Written exercise>
Scan the lines below for the string "image" and copy every one that has it.

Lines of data
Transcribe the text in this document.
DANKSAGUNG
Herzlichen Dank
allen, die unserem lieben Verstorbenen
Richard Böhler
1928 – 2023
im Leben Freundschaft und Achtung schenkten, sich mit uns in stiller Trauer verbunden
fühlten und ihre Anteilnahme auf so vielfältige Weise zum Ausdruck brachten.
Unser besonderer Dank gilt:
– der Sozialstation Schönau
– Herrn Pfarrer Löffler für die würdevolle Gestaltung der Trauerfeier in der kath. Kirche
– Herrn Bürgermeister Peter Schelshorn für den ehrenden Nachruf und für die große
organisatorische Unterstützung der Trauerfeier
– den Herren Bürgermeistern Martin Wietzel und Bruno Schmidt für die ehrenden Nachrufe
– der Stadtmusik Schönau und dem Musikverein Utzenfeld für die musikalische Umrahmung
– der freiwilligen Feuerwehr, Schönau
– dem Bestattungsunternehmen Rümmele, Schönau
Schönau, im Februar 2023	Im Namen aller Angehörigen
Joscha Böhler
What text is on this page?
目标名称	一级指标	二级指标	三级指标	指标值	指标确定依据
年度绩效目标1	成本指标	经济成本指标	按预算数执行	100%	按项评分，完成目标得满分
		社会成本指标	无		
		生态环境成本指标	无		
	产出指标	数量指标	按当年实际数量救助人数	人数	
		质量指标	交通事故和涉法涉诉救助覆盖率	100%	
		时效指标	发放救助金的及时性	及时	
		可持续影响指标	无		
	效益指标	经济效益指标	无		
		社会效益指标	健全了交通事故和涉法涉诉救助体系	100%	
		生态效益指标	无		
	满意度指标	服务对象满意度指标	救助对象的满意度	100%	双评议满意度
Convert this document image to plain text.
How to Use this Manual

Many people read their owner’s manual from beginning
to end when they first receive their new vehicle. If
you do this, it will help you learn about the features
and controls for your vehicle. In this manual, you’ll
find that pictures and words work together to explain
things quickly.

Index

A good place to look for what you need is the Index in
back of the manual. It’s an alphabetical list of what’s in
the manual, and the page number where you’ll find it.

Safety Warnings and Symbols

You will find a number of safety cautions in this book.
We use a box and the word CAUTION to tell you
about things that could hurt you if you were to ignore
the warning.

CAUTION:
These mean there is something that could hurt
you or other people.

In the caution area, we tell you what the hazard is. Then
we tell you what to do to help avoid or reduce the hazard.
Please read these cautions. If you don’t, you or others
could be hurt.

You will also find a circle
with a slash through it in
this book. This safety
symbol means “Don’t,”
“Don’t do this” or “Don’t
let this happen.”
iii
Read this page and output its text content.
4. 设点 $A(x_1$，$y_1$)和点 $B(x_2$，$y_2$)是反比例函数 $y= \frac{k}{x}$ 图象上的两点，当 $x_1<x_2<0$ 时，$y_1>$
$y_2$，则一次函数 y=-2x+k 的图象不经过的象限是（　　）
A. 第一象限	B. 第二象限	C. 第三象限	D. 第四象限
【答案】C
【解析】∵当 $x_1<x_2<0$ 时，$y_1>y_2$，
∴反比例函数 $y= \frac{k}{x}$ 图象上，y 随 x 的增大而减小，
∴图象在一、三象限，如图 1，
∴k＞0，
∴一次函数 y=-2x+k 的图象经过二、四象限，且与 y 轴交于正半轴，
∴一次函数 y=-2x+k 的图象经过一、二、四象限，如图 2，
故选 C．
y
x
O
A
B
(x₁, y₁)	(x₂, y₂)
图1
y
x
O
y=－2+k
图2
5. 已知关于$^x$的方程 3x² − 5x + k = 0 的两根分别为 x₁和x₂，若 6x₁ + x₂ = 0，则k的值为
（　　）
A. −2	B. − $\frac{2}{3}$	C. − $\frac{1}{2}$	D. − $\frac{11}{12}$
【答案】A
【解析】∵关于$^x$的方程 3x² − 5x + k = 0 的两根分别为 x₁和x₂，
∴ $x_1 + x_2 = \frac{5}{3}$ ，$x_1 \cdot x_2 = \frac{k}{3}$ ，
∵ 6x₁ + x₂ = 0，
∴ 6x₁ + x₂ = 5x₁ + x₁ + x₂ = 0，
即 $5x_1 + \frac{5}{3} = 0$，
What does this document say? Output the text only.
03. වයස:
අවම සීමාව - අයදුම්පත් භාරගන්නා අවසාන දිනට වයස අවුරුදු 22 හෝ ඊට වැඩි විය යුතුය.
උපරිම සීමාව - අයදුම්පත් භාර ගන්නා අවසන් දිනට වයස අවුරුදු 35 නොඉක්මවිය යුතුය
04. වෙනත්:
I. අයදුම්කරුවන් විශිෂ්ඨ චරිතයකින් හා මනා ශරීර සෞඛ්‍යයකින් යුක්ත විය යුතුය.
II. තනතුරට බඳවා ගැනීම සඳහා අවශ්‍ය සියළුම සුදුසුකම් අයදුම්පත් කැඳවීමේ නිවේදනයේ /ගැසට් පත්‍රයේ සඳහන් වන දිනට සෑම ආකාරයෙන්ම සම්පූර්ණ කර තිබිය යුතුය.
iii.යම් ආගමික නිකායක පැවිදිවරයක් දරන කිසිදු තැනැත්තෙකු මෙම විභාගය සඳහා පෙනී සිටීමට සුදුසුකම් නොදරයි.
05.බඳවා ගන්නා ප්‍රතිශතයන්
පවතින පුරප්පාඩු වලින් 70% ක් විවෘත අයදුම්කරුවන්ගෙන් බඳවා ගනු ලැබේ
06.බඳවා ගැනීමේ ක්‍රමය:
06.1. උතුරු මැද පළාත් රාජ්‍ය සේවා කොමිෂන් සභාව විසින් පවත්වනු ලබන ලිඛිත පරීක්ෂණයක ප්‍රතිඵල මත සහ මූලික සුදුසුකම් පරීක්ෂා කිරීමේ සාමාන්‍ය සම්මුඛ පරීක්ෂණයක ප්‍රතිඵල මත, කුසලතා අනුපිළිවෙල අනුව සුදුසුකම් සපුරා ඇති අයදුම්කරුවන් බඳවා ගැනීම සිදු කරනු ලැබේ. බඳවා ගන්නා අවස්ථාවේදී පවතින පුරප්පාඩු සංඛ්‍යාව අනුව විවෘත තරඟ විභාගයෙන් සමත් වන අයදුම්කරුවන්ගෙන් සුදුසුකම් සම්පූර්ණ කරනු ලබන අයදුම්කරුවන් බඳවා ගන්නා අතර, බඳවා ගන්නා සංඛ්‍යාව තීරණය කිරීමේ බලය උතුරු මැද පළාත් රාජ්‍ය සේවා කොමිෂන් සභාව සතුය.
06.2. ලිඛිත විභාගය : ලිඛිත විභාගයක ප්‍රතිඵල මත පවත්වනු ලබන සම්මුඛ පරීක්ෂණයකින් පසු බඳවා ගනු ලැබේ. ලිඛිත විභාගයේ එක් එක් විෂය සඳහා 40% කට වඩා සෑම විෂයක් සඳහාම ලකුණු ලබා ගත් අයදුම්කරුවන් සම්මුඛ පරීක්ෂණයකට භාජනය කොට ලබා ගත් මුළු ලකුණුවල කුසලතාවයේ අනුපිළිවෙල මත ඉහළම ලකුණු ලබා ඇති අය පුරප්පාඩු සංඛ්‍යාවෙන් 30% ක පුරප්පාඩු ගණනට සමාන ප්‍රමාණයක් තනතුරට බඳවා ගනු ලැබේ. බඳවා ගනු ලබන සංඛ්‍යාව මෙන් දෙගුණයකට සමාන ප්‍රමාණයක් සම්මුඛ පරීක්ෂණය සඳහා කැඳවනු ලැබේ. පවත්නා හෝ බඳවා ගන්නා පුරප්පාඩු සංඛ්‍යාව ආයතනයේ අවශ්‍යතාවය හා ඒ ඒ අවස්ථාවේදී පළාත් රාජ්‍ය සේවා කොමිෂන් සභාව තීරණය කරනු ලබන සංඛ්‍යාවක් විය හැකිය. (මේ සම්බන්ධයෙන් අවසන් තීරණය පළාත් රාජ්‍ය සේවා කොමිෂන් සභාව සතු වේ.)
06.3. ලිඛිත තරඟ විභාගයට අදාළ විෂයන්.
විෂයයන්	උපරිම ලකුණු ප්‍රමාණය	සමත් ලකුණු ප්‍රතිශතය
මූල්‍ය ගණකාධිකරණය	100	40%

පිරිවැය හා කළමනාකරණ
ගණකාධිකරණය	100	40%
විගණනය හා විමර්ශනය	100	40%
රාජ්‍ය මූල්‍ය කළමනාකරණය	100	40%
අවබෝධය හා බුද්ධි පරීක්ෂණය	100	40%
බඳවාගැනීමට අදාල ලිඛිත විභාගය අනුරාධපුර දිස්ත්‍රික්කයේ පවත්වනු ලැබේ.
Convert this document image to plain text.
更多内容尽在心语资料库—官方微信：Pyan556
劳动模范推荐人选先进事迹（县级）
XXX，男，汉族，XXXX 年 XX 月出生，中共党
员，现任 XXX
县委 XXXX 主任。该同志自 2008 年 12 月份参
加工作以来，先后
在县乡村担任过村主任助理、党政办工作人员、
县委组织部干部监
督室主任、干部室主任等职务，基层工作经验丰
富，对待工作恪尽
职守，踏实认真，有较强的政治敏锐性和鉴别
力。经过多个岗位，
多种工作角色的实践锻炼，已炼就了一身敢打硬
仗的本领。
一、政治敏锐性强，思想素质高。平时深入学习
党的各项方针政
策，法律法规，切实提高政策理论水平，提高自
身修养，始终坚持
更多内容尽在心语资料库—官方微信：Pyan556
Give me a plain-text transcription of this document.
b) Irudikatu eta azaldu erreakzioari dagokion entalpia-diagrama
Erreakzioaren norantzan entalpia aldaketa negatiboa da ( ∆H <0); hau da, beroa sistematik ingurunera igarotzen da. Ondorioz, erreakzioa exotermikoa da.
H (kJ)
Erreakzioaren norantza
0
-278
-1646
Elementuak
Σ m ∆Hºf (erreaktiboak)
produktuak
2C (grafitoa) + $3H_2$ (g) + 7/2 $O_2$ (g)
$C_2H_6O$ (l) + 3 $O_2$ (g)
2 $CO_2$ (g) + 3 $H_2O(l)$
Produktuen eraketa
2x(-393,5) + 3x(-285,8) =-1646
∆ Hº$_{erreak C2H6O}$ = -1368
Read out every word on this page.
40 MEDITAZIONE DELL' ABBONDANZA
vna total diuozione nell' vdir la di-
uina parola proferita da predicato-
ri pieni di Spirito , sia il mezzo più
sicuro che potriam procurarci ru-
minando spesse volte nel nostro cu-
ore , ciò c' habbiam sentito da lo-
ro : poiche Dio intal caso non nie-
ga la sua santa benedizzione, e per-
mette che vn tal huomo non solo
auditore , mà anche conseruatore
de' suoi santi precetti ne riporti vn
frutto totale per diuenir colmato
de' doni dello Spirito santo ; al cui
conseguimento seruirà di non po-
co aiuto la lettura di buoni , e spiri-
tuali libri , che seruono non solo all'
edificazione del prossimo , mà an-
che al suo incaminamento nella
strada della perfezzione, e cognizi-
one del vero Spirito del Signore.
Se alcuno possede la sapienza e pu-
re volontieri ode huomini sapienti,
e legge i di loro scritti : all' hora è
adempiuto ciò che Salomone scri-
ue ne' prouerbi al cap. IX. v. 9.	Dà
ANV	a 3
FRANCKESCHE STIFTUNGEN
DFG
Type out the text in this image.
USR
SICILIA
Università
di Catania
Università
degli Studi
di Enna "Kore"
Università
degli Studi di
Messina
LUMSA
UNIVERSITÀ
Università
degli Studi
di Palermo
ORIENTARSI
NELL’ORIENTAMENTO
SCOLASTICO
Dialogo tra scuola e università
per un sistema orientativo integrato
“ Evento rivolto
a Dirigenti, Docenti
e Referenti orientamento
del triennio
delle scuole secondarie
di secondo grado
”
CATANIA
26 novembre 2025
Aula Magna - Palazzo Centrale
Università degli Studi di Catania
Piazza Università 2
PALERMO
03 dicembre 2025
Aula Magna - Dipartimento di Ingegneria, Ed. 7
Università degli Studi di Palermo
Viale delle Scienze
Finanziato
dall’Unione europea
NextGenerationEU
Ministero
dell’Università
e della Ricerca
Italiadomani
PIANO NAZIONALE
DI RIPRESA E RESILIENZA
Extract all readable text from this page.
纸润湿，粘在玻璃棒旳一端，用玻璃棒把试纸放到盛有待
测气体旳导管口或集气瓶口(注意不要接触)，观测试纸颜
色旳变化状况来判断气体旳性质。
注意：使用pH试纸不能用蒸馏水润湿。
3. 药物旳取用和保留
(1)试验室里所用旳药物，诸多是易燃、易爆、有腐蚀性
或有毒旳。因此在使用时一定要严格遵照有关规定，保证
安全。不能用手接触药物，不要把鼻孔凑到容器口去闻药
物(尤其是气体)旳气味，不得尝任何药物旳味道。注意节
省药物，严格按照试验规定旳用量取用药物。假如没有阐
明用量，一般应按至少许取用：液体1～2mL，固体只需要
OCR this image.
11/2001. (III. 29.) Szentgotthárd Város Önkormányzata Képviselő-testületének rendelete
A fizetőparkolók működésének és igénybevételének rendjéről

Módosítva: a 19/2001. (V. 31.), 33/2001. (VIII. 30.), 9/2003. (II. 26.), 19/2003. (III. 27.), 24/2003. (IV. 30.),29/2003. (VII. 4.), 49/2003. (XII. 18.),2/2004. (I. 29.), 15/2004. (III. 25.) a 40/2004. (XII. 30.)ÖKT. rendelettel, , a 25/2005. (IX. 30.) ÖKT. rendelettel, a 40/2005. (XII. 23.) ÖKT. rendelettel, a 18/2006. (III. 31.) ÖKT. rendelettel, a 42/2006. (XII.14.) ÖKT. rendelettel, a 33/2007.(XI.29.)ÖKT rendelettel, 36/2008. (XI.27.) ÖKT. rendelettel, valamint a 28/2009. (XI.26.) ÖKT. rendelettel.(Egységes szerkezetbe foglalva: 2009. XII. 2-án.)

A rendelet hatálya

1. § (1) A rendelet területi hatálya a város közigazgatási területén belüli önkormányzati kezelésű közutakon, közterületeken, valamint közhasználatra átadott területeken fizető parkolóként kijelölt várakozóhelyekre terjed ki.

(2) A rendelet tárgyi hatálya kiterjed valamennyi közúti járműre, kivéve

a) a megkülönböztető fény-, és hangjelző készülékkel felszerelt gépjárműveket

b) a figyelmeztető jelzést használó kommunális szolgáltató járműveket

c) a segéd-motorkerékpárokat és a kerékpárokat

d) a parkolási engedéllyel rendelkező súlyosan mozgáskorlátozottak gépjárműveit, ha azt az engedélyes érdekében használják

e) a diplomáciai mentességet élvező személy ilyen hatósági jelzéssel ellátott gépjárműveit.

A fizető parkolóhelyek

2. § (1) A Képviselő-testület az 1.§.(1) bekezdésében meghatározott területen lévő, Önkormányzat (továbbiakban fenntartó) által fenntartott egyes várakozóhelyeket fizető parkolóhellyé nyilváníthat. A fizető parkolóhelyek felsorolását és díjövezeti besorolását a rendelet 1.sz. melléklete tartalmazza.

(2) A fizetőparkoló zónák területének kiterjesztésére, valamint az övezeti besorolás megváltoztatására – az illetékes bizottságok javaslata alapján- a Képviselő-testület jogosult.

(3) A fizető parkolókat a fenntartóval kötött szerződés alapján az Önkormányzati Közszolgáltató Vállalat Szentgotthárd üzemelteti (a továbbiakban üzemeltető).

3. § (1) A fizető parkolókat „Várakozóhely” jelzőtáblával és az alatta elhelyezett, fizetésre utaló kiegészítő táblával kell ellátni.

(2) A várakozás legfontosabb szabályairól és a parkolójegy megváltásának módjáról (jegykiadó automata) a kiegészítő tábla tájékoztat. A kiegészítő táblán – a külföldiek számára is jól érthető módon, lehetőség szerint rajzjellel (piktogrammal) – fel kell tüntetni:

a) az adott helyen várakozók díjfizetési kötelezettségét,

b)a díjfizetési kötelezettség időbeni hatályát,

The solution>
Convert this document image to plain text.
Convert this document image to plain text.
Type out the text in this image.
OCR this image.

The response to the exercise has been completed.